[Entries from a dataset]

****************

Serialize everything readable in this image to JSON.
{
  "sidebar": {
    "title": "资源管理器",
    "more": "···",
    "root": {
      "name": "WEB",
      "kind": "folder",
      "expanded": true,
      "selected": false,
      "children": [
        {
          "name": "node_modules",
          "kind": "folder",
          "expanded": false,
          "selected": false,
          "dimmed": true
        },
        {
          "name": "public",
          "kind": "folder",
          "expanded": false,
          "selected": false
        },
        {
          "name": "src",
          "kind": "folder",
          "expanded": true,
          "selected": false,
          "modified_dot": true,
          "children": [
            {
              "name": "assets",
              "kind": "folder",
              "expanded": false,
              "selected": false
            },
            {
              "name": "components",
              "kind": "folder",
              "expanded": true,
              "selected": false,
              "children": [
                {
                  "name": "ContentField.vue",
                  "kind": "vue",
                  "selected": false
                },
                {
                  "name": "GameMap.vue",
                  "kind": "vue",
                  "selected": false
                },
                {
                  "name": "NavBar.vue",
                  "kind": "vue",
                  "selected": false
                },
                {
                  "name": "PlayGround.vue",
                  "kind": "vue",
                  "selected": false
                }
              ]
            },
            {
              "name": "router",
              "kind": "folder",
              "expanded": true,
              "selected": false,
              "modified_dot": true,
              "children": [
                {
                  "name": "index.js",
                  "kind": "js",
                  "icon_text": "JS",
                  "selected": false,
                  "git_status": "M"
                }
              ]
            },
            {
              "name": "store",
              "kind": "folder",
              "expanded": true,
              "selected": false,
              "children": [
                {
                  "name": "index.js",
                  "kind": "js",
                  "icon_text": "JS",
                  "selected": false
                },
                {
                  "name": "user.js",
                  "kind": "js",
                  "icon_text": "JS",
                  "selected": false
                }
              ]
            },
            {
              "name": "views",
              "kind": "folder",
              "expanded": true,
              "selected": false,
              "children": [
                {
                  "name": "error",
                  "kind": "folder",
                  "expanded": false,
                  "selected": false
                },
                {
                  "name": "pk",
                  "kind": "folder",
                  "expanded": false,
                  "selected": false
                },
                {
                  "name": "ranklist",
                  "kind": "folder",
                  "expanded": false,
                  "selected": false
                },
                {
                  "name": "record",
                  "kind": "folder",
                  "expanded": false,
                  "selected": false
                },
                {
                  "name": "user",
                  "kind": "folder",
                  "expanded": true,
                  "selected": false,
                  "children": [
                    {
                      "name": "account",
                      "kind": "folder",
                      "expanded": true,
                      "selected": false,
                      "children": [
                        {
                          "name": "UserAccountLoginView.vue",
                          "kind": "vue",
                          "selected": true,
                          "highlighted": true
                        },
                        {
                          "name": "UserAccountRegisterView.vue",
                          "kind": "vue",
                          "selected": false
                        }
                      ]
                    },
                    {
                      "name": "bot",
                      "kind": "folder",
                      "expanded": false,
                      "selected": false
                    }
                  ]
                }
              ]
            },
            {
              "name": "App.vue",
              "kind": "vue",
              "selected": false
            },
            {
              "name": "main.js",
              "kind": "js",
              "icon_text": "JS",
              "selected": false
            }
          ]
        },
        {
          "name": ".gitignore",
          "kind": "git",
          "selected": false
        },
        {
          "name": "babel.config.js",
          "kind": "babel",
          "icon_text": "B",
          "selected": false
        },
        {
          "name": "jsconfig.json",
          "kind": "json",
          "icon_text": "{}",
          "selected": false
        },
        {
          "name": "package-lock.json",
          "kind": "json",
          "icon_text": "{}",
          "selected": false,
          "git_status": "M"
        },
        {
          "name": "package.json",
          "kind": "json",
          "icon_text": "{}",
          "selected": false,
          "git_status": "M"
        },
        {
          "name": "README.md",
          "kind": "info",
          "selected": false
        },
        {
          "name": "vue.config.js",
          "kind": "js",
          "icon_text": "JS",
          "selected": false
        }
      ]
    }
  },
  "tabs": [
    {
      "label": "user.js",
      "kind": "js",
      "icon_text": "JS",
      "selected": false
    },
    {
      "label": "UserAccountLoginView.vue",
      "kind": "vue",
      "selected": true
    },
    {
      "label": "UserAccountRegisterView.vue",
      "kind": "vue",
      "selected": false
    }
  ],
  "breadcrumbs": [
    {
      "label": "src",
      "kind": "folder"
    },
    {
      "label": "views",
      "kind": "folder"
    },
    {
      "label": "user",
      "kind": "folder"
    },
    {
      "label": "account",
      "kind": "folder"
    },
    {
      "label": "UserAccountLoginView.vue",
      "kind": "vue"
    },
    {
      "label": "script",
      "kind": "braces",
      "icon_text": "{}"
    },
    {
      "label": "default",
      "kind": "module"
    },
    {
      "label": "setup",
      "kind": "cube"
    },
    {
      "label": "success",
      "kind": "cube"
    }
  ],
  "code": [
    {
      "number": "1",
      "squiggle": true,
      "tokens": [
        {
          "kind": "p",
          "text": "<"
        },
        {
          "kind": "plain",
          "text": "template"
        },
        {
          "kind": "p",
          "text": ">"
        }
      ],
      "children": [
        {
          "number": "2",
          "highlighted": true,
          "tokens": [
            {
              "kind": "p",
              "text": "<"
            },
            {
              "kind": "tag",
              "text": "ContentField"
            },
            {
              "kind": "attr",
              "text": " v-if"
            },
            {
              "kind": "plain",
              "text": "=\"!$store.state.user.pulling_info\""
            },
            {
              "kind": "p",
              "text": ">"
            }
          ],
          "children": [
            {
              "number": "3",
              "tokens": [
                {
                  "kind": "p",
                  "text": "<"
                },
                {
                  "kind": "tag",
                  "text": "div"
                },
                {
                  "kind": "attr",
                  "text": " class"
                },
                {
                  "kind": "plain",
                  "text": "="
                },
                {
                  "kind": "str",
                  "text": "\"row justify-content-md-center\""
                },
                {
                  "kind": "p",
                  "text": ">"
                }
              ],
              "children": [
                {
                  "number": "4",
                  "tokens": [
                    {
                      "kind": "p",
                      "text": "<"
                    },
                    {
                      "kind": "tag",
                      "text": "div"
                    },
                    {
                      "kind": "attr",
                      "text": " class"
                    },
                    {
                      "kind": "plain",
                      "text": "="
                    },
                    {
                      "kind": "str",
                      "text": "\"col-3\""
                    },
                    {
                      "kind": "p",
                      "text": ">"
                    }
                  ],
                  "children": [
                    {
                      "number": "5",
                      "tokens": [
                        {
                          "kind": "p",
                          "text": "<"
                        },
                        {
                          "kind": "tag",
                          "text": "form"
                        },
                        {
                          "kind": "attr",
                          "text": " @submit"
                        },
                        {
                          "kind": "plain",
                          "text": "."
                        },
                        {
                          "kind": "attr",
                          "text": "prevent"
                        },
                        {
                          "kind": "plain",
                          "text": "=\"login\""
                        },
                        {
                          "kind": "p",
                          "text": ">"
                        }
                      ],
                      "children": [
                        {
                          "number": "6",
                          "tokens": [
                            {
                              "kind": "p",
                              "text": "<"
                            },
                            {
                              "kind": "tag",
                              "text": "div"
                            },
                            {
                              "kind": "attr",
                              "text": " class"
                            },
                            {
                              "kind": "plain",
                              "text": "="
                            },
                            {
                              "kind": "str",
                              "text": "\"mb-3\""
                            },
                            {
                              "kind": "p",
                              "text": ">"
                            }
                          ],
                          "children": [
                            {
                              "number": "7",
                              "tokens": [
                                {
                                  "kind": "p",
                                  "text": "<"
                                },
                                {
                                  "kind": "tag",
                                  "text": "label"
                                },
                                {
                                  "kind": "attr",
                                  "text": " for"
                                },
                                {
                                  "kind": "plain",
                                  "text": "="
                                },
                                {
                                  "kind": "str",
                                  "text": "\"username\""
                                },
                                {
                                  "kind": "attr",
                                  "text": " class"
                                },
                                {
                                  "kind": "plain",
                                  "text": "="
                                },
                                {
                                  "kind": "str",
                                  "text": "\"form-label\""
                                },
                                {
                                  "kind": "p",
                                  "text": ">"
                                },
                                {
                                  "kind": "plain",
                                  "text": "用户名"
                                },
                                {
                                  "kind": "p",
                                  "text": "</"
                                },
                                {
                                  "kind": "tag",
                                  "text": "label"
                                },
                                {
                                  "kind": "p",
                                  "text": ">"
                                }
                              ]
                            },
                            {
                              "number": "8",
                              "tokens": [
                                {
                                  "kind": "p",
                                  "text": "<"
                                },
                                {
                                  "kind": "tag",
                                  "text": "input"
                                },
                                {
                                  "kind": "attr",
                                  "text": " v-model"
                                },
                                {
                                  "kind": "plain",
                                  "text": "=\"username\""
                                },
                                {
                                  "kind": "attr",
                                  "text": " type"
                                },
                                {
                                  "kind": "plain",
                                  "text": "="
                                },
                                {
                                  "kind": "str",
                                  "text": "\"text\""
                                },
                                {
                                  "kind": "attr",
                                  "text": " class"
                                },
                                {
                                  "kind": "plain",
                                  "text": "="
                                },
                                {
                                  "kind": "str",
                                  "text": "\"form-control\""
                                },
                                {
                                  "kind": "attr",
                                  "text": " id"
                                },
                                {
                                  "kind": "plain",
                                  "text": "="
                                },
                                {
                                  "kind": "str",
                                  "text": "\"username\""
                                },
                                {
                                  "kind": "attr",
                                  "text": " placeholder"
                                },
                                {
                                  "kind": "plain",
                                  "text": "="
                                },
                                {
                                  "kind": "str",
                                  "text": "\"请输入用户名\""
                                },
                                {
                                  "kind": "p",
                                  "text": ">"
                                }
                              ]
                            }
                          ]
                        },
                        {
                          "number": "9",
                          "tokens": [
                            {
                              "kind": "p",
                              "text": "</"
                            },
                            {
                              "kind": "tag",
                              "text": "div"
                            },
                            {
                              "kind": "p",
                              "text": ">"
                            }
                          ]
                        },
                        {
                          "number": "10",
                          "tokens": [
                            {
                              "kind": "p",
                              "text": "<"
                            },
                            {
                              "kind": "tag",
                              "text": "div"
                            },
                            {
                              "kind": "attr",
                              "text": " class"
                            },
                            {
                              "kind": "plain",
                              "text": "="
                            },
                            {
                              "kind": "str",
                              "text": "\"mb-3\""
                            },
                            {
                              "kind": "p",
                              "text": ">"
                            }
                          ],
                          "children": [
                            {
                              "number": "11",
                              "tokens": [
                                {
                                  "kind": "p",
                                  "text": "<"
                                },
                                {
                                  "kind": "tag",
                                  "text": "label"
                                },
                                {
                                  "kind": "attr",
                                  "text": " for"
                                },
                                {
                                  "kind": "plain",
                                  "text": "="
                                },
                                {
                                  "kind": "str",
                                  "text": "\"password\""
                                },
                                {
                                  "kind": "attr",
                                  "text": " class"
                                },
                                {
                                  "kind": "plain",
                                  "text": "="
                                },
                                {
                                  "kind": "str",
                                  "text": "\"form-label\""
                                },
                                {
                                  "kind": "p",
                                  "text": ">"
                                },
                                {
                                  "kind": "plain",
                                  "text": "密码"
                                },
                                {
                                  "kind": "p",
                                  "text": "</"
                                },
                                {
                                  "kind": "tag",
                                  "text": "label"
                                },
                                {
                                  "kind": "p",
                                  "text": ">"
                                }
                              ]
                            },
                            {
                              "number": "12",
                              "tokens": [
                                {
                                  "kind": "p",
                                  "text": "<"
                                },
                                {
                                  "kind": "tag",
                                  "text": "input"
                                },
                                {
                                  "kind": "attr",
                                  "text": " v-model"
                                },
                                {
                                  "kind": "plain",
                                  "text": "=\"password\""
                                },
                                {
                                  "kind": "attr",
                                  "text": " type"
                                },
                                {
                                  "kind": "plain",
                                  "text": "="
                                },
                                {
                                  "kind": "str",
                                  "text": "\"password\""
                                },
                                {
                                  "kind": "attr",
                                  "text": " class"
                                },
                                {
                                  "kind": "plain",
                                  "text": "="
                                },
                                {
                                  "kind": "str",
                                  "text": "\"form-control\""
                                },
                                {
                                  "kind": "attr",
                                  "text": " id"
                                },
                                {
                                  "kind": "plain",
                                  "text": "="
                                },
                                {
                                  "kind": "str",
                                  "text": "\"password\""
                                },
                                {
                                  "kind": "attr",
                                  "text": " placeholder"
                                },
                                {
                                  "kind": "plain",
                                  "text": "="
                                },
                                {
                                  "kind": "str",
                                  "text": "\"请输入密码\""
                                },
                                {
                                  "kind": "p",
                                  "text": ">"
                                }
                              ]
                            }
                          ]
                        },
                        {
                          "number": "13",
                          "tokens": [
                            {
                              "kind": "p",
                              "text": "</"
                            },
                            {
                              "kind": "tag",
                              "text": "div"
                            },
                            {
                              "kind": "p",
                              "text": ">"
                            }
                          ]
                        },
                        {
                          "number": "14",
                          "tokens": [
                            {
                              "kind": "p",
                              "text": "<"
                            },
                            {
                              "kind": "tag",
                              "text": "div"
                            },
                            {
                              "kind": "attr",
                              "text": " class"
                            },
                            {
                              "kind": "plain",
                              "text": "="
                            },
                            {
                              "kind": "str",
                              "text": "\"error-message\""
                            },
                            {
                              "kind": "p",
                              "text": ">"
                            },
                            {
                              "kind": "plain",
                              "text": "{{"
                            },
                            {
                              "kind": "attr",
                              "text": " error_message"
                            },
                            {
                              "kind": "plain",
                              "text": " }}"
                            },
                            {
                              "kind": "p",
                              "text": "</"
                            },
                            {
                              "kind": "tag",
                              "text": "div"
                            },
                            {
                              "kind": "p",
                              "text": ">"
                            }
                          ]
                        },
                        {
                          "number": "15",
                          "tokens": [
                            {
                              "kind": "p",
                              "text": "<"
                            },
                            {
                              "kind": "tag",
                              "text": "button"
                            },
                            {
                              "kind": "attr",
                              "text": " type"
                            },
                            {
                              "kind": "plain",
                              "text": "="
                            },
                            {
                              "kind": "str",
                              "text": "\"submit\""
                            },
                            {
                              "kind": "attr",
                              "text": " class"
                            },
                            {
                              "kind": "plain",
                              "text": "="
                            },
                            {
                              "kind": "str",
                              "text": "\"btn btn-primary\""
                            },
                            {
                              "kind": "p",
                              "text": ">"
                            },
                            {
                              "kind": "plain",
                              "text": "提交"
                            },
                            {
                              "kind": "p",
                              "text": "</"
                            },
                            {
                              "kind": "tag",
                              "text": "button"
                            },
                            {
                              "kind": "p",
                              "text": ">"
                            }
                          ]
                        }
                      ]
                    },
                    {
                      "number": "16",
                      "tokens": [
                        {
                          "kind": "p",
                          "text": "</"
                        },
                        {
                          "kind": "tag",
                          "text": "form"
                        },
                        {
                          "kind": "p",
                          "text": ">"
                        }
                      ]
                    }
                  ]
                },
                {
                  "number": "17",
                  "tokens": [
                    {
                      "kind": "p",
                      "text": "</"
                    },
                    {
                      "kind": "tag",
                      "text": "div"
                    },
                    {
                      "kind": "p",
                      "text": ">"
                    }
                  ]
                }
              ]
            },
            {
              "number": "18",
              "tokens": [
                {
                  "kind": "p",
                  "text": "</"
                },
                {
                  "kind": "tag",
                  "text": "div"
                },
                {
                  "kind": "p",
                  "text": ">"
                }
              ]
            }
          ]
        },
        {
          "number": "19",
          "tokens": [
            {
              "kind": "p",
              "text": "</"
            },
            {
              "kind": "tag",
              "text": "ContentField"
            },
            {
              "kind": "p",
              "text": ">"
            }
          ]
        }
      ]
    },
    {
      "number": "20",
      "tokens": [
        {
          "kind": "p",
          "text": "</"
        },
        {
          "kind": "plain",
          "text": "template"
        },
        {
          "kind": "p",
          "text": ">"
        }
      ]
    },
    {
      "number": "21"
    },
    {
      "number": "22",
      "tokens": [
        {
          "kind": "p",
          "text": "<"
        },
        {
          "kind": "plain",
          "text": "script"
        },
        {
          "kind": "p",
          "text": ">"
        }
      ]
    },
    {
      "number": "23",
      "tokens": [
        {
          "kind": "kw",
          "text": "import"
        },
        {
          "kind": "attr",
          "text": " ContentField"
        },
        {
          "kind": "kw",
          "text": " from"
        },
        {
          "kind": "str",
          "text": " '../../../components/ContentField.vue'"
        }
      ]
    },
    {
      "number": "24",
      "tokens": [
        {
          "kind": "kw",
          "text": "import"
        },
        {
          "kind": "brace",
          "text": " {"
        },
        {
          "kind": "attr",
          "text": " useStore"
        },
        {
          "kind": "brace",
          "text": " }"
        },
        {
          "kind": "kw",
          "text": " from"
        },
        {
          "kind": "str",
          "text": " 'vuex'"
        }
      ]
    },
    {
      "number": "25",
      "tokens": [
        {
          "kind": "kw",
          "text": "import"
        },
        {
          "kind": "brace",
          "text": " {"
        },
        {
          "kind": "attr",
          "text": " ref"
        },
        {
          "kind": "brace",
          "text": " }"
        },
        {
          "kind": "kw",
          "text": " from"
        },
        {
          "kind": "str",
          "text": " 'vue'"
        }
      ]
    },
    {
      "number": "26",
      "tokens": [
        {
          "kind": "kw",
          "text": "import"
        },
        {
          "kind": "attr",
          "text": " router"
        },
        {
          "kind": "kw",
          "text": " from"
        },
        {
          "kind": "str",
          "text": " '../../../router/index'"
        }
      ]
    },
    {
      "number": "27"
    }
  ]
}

****************

## The request:
Go through the listing above and list every line that has the word "UserAccountRegisterView".

## Exercise result:
                          "name": "UserAccountRegisterView.vue",
      "label": "UserAccountRegisterView.vue",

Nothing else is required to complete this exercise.